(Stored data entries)
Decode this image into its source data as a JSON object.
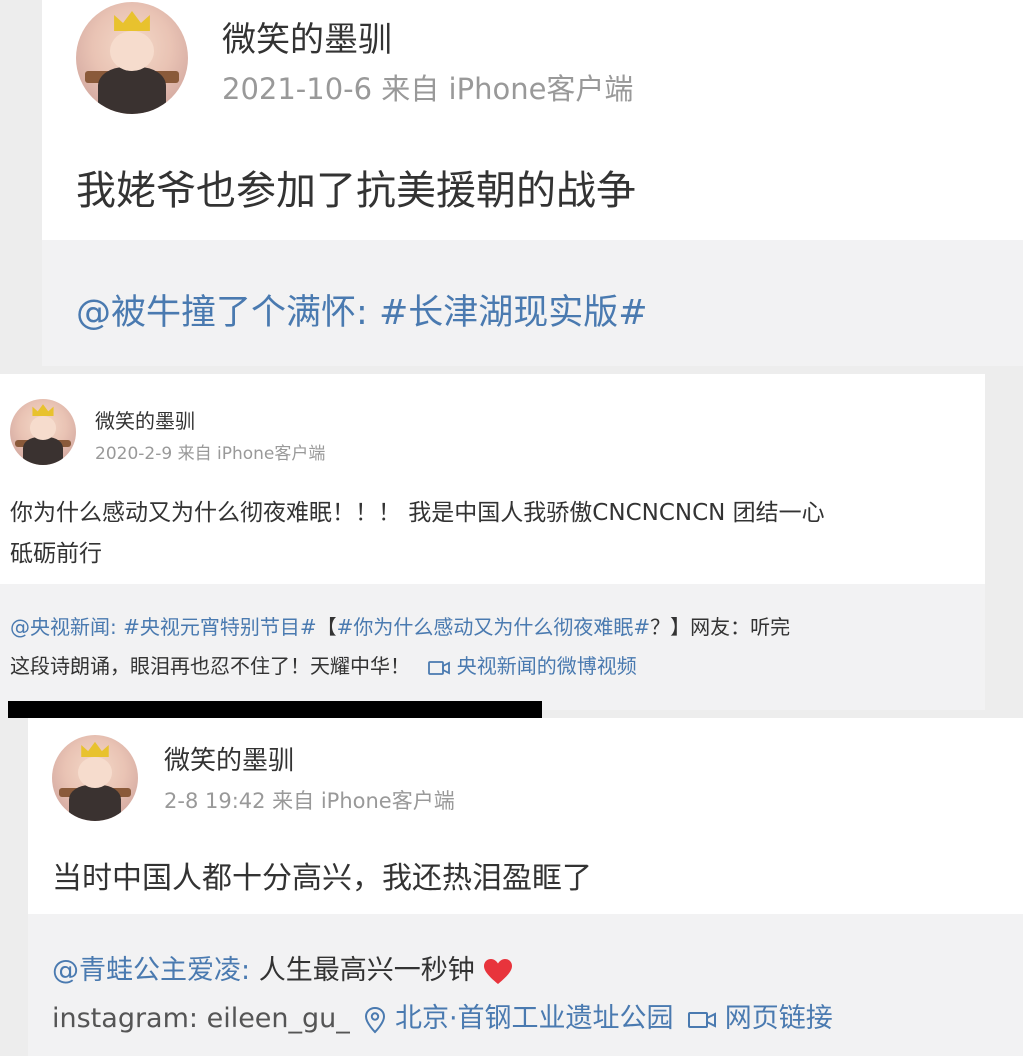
{
  "posts": [
    {
      "username": "微笑的墨驯",
      "meta": "2021-10-6 来自 iPhone客户端",
      "text": "我姥爷也参加了抗美援朝的战争",
      "repost_user": "@被牛撞了个满怀:",
      "repost_tag": "#长津湖现实版#"
    },
    {
      "username": "微笑的墨驯",
      "meta": "2020-2-9 来自 iPhone客户端",
      "text_line1": "你为什么感动又为什么彻夜难眠！！！ 我是中国人我骄傲CNCNCNCN 团结一心",
      "text_line2": "砥砺前行",
      "repost_user": "@央视新闻:",
      "repost_tag1": "#央视元宵特别节目#",
      "repost_bracket_open": "【",
      "repost_tag2": "#你为什么感动又为什么彻夜难眠#",
      "repost_after_tag2": "？】网友：听完",
      "repost_line2": "这段诗朗诵，眼泪再也忍不住了！天耀中华！",
      "video_link": "央视新闻的微博视频"
    },
    {
      "username": "微笑的墨驯",
      "meta": "2-8 19:42 来自 iPhone客户端",
      "text": "当时中国人都十分高兴，我还热泪盈眶了",
      "repost_user": "@青蛙公主爱凌:",
      "repost_text": "人生最高兴一秒钟",
      "repost_line2": "instagram: eileen_gu_",
      "location": "北京·首钢工业遗址公园",
      "web_link": "网页链接"
    }
  ],
  "colors": {
    "link": "#4a7ab0",
    "meta": "#999999",
    "heart": "#e8343c"
  },
  "icons": [
    "location-pin-icon",
    "video-camera-icon",
    "heart-icon"
  ]
}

### EXERCISE GOAL
State how many lines above include the word "meta", and nothing more.

### FULL ANSWER
4